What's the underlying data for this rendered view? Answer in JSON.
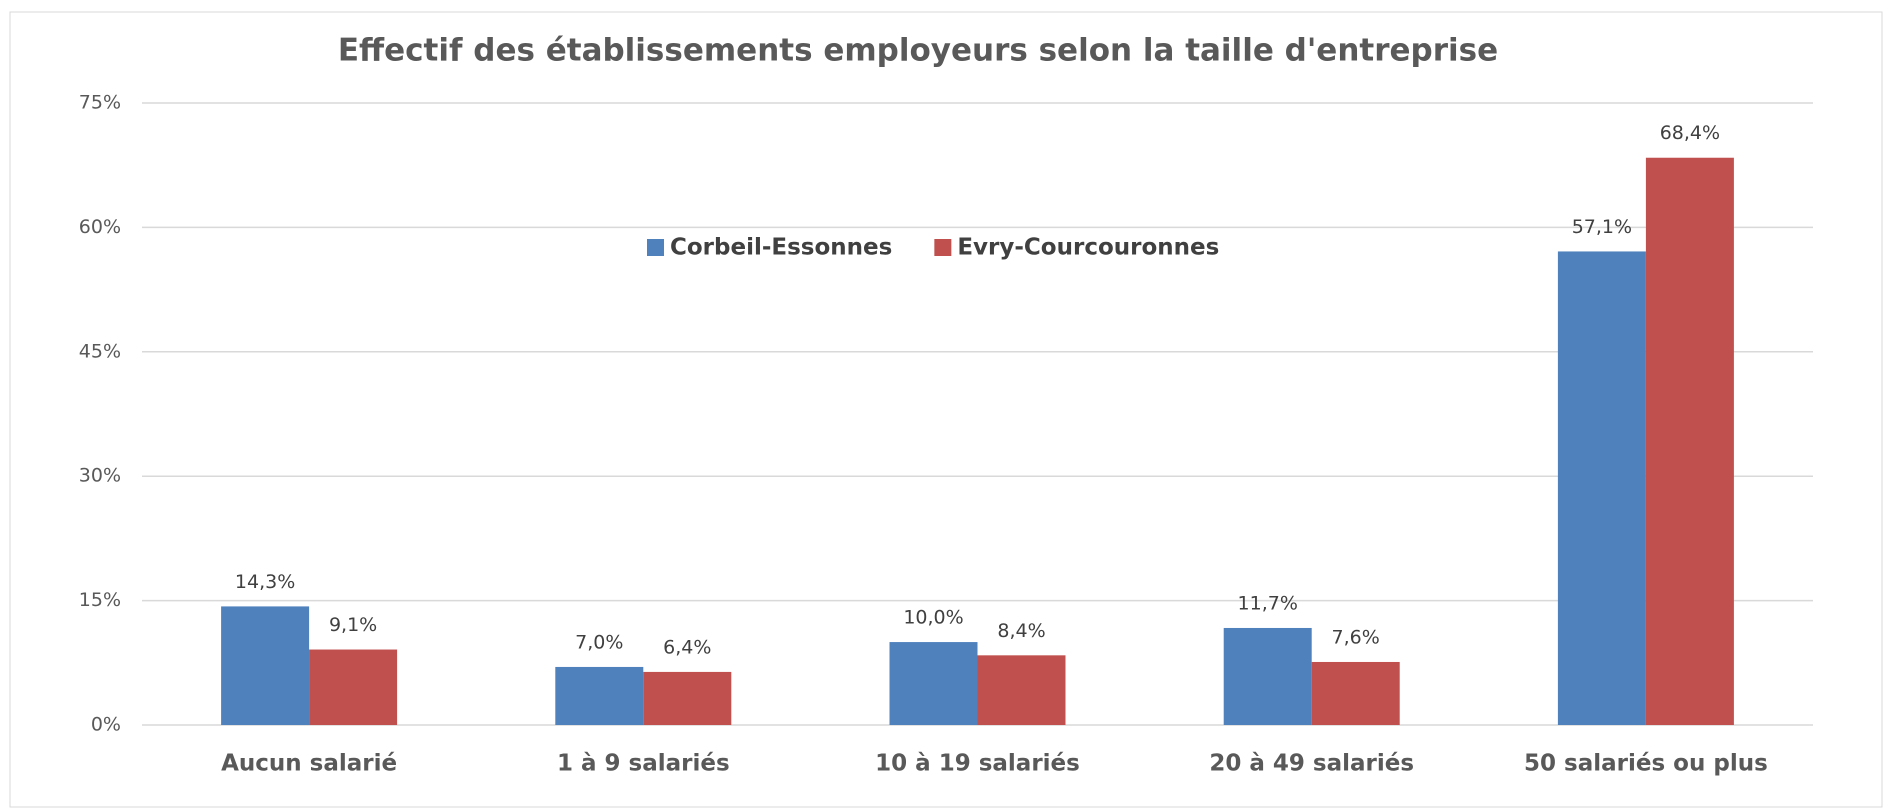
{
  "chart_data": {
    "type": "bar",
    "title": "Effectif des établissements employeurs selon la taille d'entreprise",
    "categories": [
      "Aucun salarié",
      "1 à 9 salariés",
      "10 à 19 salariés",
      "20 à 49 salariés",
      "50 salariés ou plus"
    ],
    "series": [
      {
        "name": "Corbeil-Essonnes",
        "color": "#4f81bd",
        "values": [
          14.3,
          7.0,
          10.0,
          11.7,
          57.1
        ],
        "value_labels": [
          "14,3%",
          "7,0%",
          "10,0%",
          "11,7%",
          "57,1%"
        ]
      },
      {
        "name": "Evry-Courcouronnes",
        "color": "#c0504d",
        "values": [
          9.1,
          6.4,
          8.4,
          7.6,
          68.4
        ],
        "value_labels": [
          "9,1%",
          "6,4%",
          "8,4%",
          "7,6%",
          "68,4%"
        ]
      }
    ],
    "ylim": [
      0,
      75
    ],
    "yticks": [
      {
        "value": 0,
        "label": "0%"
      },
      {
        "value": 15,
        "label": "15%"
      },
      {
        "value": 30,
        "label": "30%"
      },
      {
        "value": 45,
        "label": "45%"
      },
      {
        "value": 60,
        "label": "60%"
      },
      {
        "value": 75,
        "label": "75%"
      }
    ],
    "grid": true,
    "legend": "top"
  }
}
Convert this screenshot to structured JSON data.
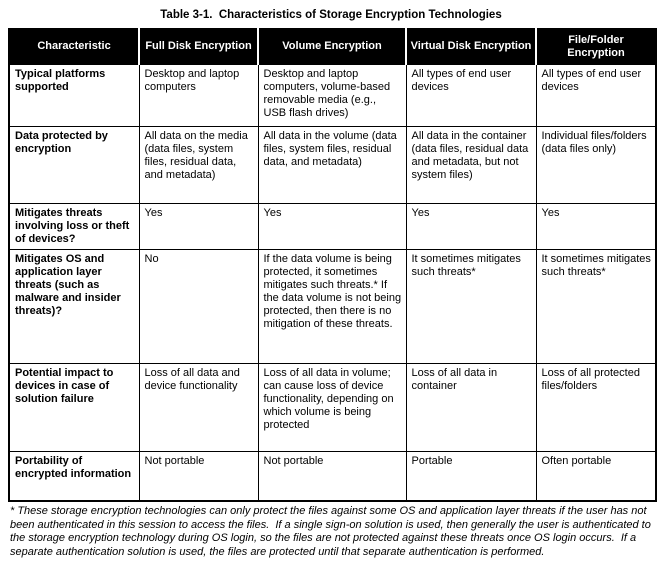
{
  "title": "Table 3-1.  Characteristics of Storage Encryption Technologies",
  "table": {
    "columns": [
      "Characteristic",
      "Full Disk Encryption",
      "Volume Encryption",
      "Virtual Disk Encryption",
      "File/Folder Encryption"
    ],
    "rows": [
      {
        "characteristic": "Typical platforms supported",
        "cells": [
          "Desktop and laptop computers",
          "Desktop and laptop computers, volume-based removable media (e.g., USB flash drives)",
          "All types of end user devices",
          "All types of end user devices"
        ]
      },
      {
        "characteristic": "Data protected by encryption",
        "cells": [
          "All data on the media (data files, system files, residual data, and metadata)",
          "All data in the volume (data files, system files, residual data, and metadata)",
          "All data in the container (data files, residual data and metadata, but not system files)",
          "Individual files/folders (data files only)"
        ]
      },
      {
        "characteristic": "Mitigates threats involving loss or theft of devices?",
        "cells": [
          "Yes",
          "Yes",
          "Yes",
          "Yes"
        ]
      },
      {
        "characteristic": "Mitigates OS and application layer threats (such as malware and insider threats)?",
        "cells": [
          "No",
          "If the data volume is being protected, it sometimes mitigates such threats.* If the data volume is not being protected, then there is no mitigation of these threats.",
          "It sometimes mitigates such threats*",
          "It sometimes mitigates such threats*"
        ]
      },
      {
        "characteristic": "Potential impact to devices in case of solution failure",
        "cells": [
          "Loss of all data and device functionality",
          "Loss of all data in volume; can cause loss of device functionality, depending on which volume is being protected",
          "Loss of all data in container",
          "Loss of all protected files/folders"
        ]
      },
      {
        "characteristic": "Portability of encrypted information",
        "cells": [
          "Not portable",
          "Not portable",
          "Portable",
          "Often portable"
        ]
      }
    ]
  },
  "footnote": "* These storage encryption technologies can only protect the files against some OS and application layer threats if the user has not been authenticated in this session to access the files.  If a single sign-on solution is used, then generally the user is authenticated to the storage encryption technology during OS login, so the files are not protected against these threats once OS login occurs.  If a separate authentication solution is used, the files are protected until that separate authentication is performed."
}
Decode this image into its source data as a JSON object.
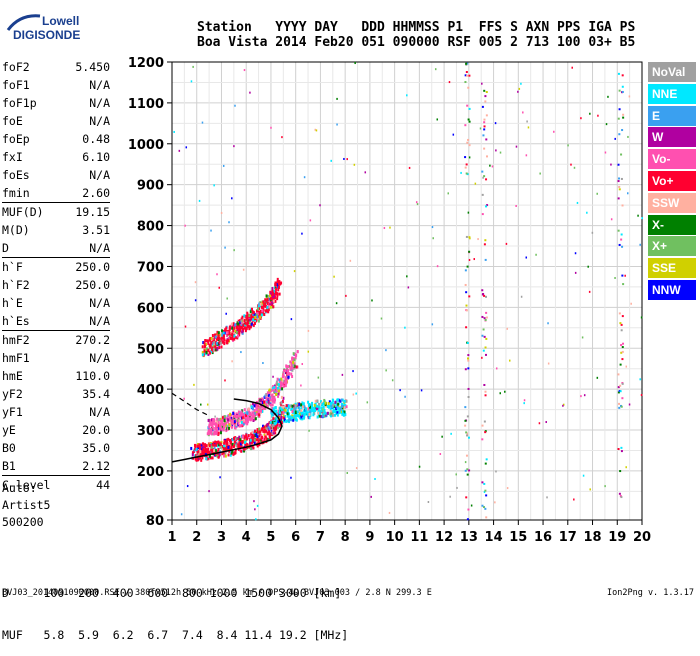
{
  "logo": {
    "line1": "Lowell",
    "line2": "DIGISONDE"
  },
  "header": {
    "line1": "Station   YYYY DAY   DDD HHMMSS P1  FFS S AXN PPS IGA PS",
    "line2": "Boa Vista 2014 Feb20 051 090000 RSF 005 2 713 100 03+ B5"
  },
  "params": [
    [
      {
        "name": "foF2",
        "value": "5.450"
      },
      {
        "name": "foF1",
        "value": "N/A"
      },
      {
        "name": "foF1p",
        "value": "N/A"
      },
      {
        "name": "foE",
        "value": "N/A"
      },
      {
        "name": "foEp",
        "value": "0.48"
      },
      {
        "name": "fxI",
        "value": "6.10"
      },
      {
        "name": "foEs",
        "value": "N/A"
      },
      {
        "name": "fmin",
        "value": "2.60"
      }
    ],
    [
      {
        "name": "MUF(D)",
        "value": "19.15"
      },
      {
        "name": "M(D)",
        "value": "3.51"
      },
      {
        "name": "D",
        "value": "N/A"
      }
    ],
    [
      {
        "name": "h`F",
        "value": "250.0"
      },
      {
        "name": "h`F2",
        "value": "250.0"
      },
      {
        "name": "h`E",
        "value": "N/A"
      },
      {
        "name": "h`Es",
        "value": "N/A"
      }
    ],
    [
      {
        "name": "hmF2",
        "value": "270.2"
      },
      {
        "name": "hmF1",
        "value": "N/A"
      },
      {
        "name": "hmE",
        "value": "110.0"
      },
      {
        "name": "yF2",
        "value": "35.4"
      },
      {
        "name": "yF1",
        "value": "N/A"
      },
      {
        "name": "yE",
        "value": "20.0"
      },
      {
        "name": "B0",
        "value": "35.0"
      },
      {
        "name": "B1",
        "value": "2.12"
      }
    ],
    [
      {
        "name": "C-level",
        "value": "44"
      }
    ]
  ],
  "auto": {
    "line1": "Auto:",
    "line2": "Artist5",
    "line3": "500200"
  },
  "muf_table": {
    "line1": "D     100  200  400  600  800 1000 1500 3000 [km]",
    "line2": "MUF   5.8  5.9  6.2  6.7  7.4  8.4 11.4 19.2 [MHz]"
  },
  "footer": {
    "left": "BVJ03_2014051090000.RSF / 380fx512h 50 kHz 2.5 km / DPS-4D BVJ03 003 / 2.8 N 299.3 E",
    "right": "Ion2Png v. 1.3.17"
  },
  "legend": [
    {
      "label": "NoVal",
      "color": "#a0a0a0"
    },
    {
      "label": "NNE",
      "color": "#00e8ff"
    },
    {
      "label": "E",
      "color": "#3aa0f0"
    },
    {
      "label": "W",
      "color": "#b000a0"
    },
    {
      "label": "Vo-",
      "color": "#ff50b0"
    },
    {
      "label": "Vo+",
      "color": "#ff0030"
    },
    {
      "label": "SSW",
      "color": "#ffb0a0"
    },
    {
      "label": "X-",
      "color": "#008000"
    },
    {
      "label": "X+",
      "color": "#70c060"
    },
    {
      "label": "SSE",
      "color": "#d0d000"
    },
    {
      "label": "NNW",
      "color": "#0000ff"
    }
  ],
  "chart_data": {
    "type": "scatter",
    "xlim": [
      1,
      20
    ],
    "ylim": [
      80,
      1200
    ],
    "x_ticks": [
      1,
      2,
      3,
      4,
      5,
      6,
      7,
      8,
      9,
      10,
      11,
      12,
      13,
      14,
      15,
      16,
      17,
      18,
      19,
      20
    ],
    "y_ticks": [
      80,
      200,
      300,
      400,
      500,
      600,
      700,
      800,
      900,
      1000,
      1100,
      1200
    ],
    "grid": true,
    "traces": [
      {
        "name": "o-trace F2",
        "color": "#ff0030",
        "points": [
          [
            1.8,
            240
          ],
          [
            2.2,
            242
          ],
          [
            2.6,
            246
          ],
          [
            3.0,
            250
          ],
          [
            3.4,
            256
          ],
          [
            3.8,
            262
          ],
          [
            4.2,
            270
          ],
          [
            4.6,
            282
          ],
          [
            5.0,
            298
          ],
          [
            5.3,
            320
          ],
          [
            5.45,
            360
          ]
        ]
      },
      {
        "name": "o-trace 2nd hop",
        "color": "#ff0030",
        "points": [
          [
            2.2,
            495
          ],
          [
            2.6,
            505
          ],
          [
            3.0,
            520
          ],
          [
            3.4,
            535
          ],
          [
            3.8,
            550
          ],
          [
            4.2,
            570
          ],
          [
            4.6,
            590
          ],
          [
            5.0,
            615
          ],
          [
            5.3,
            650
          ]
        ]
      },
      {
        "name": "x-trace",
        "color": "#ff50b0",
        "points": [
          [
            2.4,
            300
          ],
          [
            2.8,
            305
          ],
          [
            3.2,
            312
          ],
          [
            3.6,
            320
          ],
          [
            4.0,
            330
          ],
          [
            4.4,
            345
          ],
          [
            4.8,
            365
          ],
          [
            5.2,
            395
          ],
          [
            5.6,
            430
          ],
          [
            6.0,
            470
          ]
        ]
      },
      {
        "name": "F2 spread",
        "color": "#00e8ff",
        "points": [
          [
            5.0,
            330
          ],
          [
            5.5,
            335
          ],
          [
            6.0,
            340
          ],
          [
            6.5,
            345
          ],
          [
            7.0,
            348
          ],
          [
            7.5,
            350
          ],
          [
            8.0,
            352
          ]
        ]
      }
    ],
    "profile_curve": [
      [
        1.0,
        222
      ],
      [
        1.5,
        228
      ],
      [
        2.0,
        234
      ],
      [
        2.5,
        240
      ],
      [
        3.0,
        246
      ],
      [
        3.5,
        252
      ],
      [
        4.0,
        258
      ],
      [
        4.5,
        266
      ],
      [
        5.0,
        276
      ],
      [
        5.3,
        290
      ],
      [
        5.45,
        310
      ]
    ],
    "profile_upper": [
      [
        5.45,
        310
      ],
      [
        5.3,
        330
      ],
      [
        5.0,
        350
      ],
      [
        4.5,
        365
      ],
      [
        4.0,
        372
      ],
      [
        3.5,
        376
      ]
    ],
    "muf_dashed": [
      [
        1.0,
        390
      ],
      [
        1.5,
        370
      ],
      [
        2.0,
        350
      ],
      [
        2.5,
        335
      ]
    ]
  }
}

● **Short problem**:
Which lines above contain "solution"? Show each of them.

● **Complete response**:
        "characteristic": "Potential impact to devices in case of solution failure",
  "footnote": "* These storage encryption technologies can only protect the files against some OS and application layer threats if the user has not been authenticated in this session to access the files.  If a single sign-on solution is used, then generally the user is authenticated to the storage encryption technology during OS login, so the files are not protected against these threats once OS login occurs.  If a separate authentication solution is used, the files are protected until that separate authentication is performed."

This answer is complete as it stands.